>> start DATA PROVIDED
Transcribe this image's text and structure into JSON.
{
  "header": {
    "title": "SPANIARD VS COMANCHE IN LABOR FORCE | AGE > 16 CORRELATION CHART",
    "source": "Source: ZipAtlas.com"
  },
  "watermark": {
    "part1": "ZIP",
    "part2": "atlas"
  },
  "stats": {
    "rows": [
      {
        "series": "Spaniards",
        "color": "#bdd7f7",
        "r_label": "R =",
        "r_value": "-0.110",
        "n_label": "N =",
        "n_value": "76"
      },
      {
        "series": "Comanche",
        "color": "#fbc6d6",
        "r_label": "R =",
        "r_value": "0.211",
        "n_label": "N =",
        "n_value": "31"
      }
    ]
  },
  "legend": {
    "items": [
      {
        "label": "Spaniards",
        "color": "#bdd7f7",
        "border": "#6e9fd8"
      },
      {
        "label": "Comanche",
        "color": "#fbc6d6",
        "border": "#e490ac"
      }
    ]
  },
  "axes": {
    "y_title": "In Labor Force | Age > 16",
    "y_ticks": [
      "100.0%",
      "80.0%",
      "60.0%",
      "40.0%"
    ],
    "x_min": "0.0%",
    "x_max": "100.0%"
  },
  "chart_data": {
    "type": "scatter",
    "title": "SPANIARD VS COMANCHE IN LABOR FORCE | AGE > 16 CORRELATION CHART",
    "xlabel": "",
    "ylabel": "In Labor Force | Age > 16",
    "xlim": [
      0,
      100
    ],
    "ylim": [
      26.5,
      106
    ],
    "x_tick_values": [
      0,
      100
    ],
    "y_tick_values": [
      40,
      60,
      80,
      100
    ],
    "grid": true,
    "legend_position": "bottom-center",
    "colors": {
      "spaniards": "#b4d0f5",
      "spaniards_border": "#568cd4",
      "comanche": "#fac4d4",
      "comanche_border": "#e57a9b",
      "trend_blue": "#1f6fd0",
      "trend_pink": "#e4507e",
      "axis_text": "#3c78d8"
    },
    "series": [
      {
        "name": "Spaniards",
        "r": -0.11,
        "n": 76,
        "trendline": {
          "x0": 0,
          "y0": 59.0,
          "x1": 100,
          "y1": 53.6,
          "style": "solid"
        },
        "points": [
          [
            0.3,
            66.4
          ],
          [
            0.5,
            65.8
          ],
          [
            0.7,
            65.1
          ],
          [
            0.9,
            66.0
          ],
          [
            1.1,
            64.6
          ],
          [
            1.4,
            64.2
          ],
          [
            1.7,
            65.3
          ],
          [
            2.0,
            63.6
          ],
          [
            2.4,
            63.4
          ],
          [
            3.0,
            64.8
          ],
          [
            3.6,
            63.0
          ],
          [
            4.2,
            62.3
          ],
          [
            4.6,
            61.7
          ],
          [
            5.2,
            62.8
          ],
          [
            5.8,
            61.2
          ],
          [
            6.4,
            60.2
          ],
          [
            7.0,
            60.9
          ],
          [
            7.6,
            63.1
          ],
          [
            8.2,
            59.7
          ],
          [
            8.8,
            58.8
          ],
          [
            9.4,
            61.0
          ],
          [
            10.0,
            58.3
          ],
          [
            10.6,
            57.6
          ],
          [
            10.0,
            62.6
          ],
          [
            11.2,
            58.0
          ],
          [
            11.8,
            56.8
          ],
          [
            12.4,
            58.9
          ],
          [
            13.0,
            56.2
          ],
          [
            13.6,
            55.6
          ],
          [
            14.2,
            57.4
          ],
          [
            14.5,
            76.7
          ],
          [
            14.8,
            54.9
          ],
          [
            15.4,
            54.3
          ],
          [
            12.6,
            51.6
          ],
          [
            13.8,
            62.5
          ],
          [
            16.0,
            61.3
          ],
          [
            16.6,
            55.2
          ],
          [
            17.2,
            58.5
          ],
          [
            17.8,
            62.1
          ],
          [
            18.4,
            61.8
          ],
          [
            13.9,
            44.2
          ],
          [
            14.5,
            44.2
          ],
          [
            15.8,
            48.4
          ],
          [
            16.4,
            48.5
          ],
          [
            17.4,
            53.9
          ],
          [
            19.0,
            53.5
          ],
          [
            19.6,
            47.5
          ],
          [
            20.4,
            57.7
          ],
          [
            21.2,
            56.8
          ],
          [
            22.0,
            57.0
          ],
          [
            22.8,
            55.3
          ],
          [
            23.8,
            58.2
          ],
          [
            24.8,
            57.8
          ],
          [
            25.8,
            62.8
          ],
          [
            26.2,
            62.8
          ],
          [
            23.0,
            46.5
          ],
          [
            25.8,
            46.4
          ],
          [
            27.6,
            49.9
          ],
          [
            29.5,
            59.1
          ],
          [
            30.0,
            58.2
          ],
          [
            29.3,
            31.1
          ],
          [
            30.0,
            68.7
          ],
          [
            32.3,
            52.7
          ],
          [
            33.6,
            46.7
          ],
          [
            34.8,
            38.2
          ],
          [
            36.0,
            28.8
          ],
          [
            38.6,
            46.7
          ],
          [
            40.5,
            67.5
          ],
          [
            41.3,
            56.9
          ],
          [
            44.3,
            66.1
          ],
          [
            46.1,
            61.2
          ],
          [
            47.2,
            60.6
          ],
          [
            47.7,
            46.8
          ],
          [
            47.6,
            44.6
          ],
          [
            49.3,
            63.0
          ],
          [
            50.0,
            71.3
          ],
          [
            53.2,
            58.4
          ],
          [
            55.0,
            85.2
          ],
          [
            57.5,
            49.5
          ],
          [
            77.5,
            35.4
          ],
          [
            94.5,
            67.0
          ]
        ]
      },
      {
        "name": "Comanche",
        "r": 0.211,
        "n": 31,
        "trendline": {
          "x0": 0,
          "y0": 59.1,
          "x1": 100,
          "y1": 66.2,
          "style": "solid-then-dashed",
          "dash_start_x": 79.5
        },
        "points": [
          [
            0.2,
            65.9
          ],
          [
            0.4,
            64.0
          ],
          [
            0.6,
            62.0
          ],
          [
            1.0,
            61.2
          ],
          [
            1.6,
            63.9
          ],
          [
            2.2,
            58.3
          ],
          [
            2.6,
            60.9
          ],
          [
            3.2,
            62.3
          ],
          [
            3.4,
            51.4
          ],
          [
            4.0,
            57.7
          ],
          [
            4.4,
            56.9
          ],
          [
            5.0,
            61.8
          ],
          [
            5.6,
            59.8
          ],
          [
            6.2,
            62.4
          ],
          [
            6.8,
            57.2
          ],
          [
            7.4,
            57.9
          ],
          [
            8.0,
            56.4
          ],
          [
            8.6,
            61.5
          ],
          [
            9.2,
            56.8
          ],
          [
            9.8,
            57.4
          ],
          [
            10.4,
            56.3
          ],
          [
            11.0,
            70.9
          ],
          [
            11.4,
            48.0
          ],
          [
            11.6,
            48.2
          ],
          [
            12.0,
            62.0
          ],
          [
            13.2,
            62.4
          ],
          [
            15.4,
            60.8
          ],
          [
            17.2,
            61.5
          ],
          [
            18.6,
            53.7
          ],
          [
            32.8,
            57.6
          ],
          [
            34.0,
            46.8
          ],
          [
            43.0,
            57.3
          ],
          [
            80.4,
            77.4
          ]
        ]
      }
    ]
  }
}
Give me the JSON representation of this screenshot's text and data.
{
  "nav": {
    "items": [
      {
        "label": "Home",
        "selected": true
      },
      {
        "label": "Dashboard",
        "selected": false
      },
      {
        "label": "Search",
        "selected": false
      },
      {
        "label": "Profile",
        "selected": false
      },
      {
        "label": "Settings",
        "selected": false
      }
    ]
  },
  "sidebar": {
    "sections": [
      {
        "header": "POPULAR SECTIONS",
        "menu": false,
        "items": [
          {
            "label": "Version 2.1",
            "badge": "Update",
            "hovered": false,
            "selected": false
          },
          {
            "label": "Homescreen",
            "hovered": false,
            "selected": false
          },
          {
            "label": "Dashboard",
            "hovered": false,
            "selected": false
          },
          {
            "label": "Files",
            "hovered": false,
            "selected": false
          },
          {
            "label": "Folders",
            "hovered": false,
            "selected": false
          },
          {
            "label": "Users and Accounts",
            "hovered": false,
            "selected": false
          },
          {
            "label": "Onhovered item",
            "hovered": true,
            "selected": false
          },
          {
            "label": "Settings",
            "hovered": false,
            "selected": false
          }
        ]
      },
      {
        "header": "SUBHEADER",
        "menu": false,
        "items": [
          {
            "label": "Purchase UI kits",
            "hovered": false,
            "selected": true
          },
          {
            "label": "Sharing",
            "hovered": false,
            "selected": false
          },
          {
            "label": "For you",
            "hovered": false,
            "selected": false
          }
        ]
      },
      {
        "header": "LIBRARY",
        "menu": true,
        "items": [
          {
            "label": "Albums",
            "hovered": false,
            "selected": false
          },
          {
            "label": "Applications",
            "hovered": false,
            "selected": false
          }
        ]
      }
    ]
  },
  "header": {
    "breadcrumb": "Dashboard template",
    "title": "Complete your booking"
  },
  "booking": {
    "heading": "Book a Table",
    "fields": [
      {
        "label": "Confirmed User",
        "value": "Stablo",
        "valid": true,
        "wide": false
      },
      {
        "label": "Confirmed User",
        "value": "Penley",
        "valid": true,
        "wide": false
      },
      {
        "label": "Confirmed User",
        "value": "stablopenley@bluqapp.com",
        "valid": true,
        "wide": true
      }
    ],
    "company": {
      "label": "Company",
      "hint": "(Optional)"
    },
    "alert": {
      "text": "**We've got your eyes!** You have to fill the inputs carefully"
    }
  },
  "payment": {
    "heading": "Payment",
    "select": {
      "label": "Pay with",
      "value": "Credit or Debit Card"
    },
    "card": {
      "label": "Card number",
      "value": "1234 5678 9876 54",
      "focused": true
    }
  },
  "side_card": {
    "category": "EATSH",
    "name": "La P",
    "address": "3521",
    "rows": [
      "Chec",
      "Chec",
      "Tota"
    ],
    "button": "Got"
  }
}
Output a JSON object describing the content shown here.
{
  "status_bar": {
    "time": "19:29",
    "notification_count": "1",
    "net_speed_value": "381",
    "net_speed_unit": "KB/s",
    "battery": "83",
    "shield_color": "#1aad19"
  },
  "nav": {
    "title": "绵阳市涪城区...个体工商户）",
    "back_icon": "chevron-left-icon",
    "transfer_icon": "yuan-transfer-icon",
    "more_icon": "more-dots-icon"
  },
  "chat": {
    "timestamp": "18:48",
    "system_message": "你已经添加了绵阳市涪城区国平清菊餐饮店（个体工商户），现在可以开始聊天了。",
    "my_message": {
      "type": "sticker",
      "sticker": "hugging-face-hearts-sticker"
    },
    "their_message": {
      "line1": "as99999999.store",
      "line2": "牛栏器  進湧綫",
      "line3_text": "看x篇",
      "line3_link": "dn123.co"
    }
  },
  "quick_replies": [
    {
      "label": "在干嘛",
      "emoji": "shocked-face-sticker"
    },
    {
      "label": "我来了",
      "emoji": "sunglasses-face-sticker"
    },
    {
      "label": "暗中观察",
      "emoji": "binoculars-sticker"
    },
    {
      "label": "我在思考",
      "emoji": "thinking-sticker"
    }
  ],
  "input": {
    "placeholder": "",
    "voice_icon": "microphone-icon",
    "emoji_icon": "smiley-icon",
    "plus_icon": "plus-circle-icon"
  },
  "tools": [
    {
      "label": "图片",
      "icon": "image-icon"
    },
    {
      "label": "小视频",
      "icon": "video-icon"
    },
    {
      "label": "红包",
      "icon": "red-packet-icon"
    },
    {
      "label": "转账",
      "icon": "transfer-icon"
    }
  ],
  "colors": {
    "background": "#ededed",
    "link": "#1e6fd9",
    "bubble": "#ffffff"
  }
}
>> end DATA PROVIDED
**WRITTEN INSTRUCTION**
Look through the entries above; copy each line where the string "booking" appears.

**PROBLEM SOLUTION**
    "title": "Complete your booking"
  "booking": {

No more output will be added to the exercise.